Short exercise: Your task is to give the number of lines in the listing that include "JSON", and nothing else.

Provided records:
►

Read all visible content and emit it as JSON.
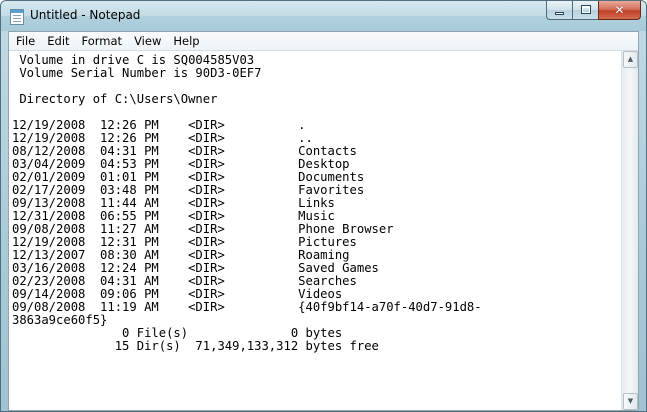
{
  "window": {
    "title": "Untitled - Notepad",
    "controls": {
      "minimize": "",
      "maximize": "",
      "close": "✕"
    }
  },
  "menu": [
    "File",
    "Edit",
    "Format",
    "View",
    "Help"
  ],
  "document": {
    "lines": [
      " Volume in drive C is SQ004585V03",
      " Volume Serial Number is 90D3-0EF7",
      "",
      " Directory of C:\\Users\\Owner",
      "",
      "12/19/2008  12:26 PM    <DIR>          .",
      "12/19/2008  12:26 PM    <DIR>          ..",
      "08/12/2008  04:31 PM    <DIR>          Contacts",
      "03/04/2009  04:53 PM    <DIR>          Desktop",
      "02/01/2009  01:01 PM    <DIR>          Documents",
      "02/17/2009  03:48 PM    <DIR>          Favorites",
      "09/13/2008  11:44 AM    <DIR>          Links",
      "12/31/2008  06:55 PM    <DIR>          Music",
      "09/08/2008  11:27 AM    <DIR>          Phone Browser",
      "12/19/2008  12:31 PM    <DIR>          Pictures",
      "12/13/2007  08:30 AM    <DIR>          Roaming",
      "03/16/2008  12:24 PM    <DIR>          Saved Games",
      "02/23/2008  04:31 AM    <DIR>          Searches",
      "09/14/2008  09:06 PM    <DIR>          Videos",
      "09/08/2008  11:19 AM    <DIR>          {40f9bf14-a70f-40d7-91d8-",
      "3863a9ce60f5}",
      "               0 File(s)              0 bytes",
      "              15 Dir(s)  71,349,133,312 bytes free"
    ]
  },
  "scrollbar": {
    "up": "▲",
    "down": "▼"
  }
}
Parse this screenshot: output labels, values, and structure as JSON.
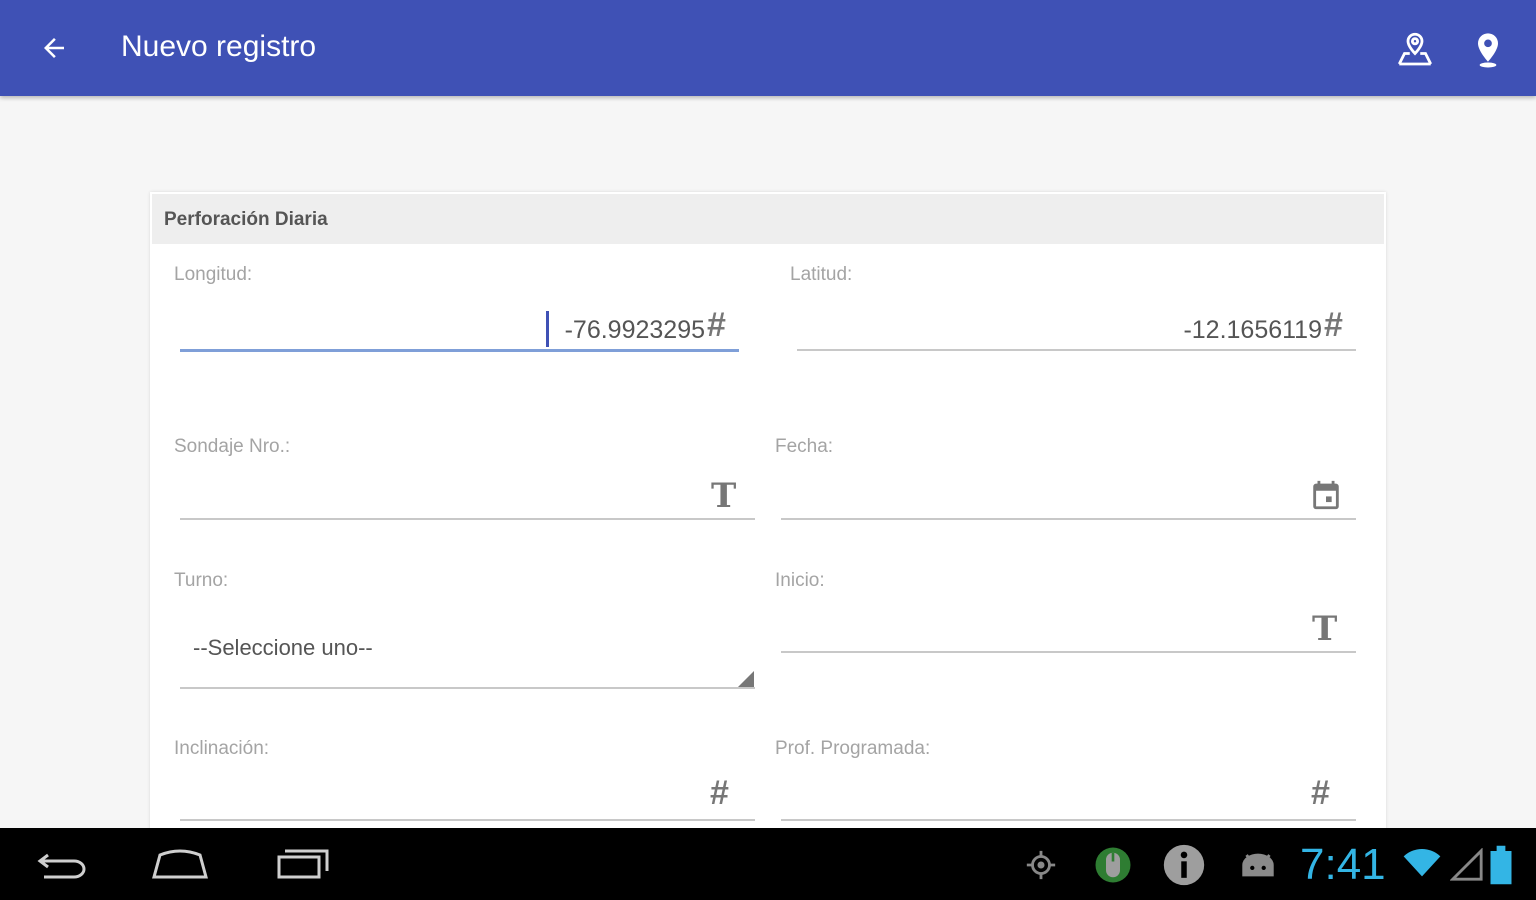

◄

Exercise result: 2